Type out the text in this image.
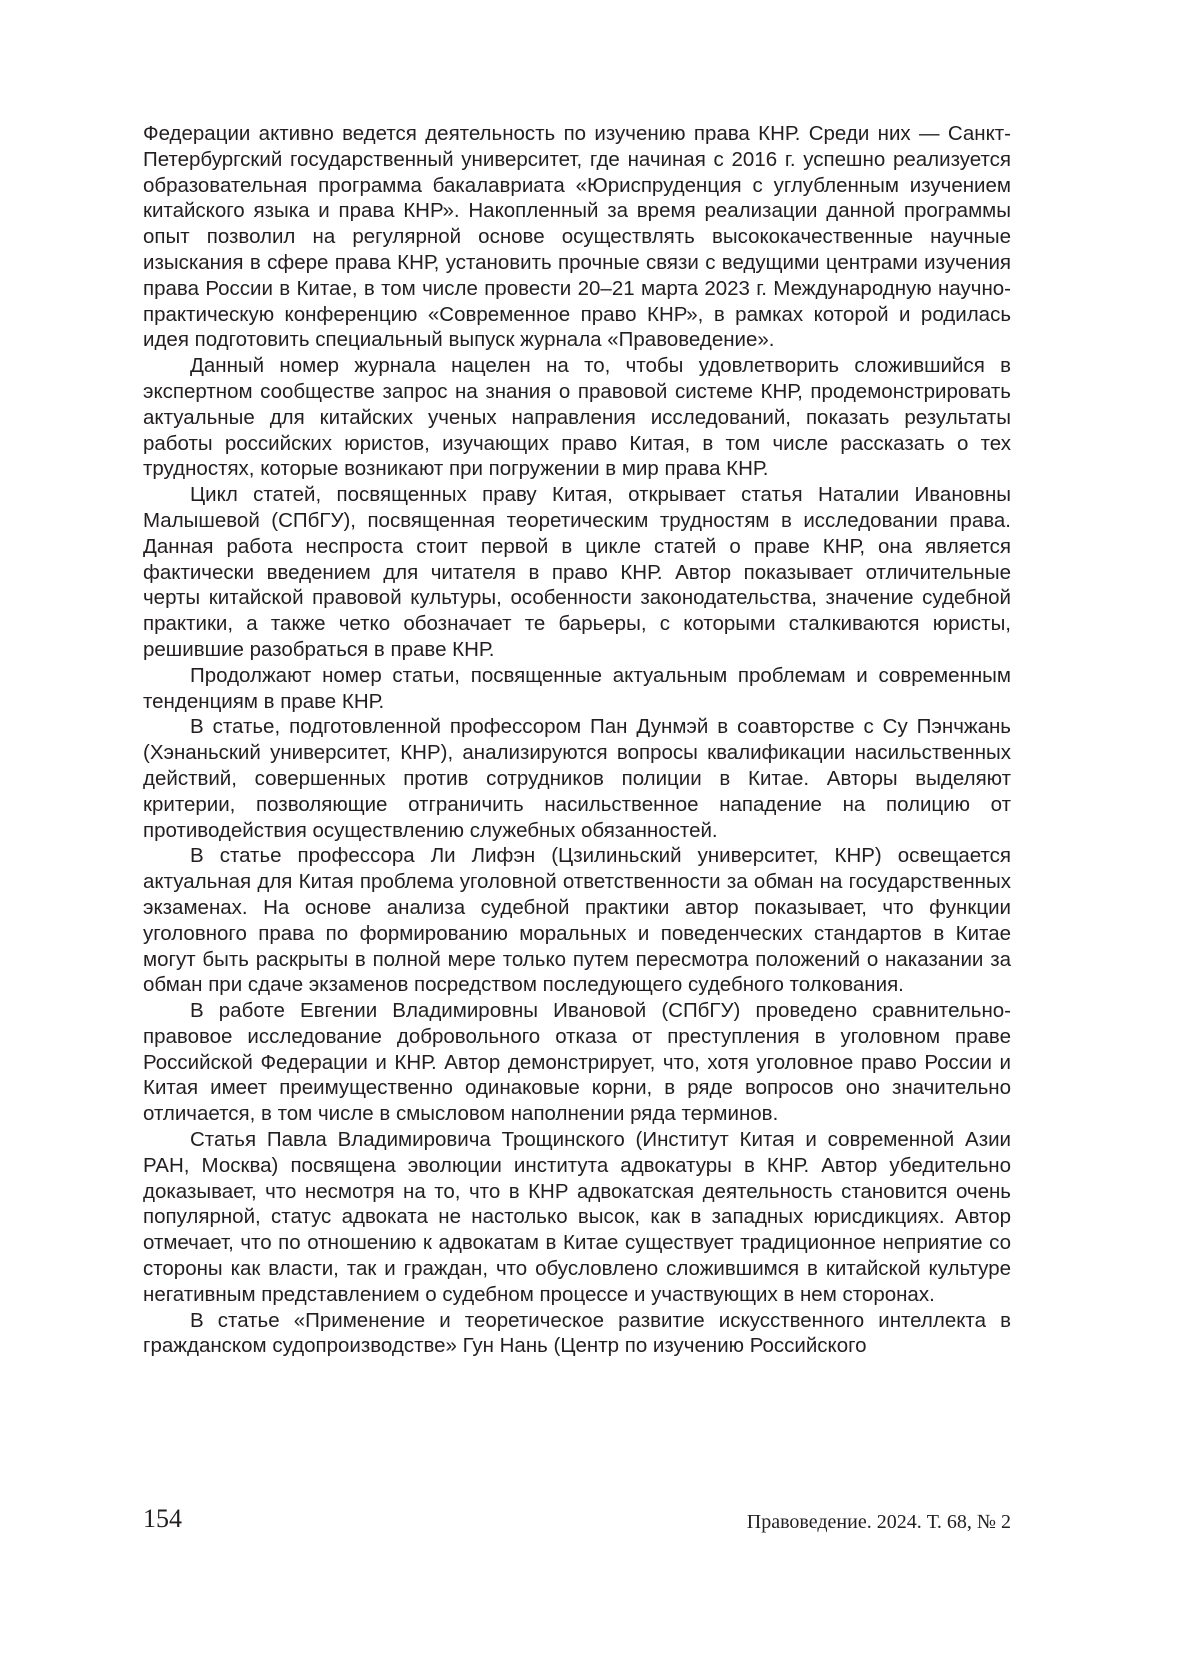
Федерации активно ведется деятельность по изучению права КНР. Среди них — Санкт-Петербургский государственный университет, где начиная с 2016 г. успешно реализуется образовательная программа бакалавриата «Юриспруденция с углубленным изучением китайского языка и права КНР». Накопленный за время реализации данной программы опыт позволил на регулярной основе осуществлять высококачественные научные изыскания в сфере права КНР, установить прочные связи с ведущими центрами изучения права России в Китае, в том числе провести 20–21 марта 2023 г. Международную научно-практическую конференцию «Современное право КНР», в рамках которой и родилась идея подготовить специальный выпуск журнала «Правоведение».

Данный номер журнала нацелен на то, чтобы удовлетворить сложившийся в экспертном сообществе запрос на знания о правовой системе КНР, продемонстрировать актуальные для китайских ученых направления исследований, показать результаты работы российских юристов, изучающих право Китая, в том числе рассказать о тех трудностях, которые возникают при погружении в мир права КНР.

Цикл статей, посвященных праву Китая, открывает статья Наталии Ивановны Малышевой (СПбГУ), посвященная теоретическим трудностям в исследовании права. Данная работа неспроста стоит первой в цикле статей о праве КНР, она является фактически введением для читателя в право КНР. Автор показывает отличительные черты китайской правовой культуры, особенности законодательства, значение судебной практики, а также четко обозначает те барьеры, с которыми сталкиваются юристы, решившие разобраться в праве КНР.

Продолжают номер статьи, посвященные актуальным проблемам и современным тенденциям в праве КНР.

В статье, подготовленной профессором Пан Дунмэй в соавторстве с Су Пэнчжань (Хэнаньский университет, КНР), анализируются вопросы квалификации насильственных действий, совершенных против сотрудников полиции в Китае. Авторы выделяют критерии, позволяющие отграничить насильственное нападение на полицию от противодействия осуществлению служебных обязанностей.

В статье профессора Ли Лифэн (Цзилиньский университет, КНР) освещается актуальная для Китая проблема уголовной ответственности за обман на государственных экзаменах. На основе анализа судебной практики автор показывает, что функции уголовного права по формированию моральных и поведенческих стандартов в Китае могут быть раскрыты в полной мере только путем пересмотра положений о наказании за обман при сдаче экзаменов посредством последующего судебного толкования.

В работе Евгении Владимировны Ивановой (СПбГУ) проведено сравнительно-правовое исследование добровольного отказа от преступления в уголовном праве Российской Федерации и КНР. Автор демонстрирует, что, хотя уголовное право России и Китая имеет преимущественно одинаковые корни, в ряде вопросов оно значительно отличается, в том числе в смысловом наполнении ряда терминов.

Статья Павла Владимировича Трощинского (Институт Китая и современной Азии РАН, Москва) посвящена эволюции института адвокатуры в КНР. Автор убедительно доказывает, что несмотря на то, что в КНР адвокатская деятельность становится очень популярной, статус адвоката не настолько высок, как в западных юрисдикциях. Автор отмечает, что по отношению к адвокатам в Китае существует традиционное неприятие со стороны как власти, так и граждан, что обусловлено сложившимся в китайской культуре негативным представлением о судебном процессе и участвующих в нем сторонах.

В статье «Применение и теоретическое развитие искусственного интеллекта в гражданском судопроизводстве» Гун Нань (Центр по изучению Российского

154	Правоведение. 2024. Т. 68, № 2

────────

Short exercise: Transcribe the records above exactly as they appear, leaving out any pictures.

Answer for the task:
Type out the text in this image.
Федерации активно ведется деятельность по изучению права КНР. Среди них — Санкт-Петербургский государственный университет, где начиная с 2016 г. успешно реализуется образовательная программа бакалавриата «Юриспруденция с углубленным изучением китайского языка и права КНР». Накопленный за время реализации данной программы опыт позволил на регулярной основе осуществлять высококачественные научные изыскания в сфере права КНР, установить прочные связи с ведущими центрами изучения права России в Китае, в том числе провести 20–21 марта 2023 г. Международную научно-практическую конференцию «Современное право КНР», в рамках которой и родилась идея подготовить специальный выпуск журнала «Правоведение».

Данный номер журнала нацелен на то, чтобы удовлетворить сложившийся в экспертном сообществе запрос на знания о правовой системе КНР, продемонстрировать актуальные для китайских ученых направления исследований, показать результаты работы российских юристов, изучающих право Китая, в том числе рассказать о тех трудностях, которые возникают при погружении в мир права КНР.

Цикл статей, посвященных праву Китая, открывает статья Наталии Ивановны Малышевой (СПбГУ), посвященная теоретическим трудностям в исследовании права. Данная работа неспроста стоит первой в цикле статей о праве КНР, она является фактически введением для читателя в право КНР. Автор показывает отличительные черты китайской правовой культуры, особенности законодательства, значение судебной практики, а также четко обозначает те барьеры, с которыми сталкиваются юристы, решившие разобраться в праве КНР.

Продолжают номер статьи, посвященные актуальным проблемам и современным тенденциям в праве КНР.

В статье, подготовленной профессором Пан Дунмэй в соавторстве с Су Пэнчжань (Хэнаньский университет, КНР), анализируются вопросы квалификации насильственных действий, совершенных против сотрудников полиции в Китае. Авторы выделяют критерии, позволяющие отграничить насильственное нападение на полицию от противодействия осуществлению служебных обязанностей.

В статье профессора Ли Лифэн (Цзилиньский университет, КНР) освещается актуальная для Китая проблема уголовной ответственности за обман на государственных экзаменах. На основе анализа судебной практики автор показывает, что функции уголовного права по формированию моральных и поведенческих стандартов в Китае могут быть раскрыты в полной мере только путем пересмотра положений о наказании за обман при сдаче экзаменов посредством последующего судебного толкования.

В работе Евгении Владимировны Ивановой (СПбГУ) проведено сравнительно-правовое исследование добровольного отказа от преступления в уголовном праве Российской Федерации и КНР. Автор демонстрирует, что, хотя уголовное право России и Китая имеет преимущественно одинаковые корни, в ряде вопросов оно значительно отличается, в том числе в смысловом наполнении ряда терминов.

Статья Павла Владимировича Трощинского (Институт Китая и современной Азии РАН, Москва) посвящена эволюции института адвокатуры в КНР. Автор убедительно доказывает, что несмотря на то, что в КНР адвокатская деятельность становится очень популярной, статус адвоката не настолько высок, как в западных юрисдикциях. Автор отмечает, что по отношению к адвокатам в Китае существует традиционное неприятие со стороны как власти, так и граждан, что обусловлено сложившимся в китайской культуре негативным представлением о судебном процессе и участвующих в нем сторонах.

В статье «Применение и теоретическое развитие искусственного интеллекта в гражданском судопроизводстве» Гун Нань (Центр по изучению Российского

154	Правоведение. 2024. Т. 68, № 2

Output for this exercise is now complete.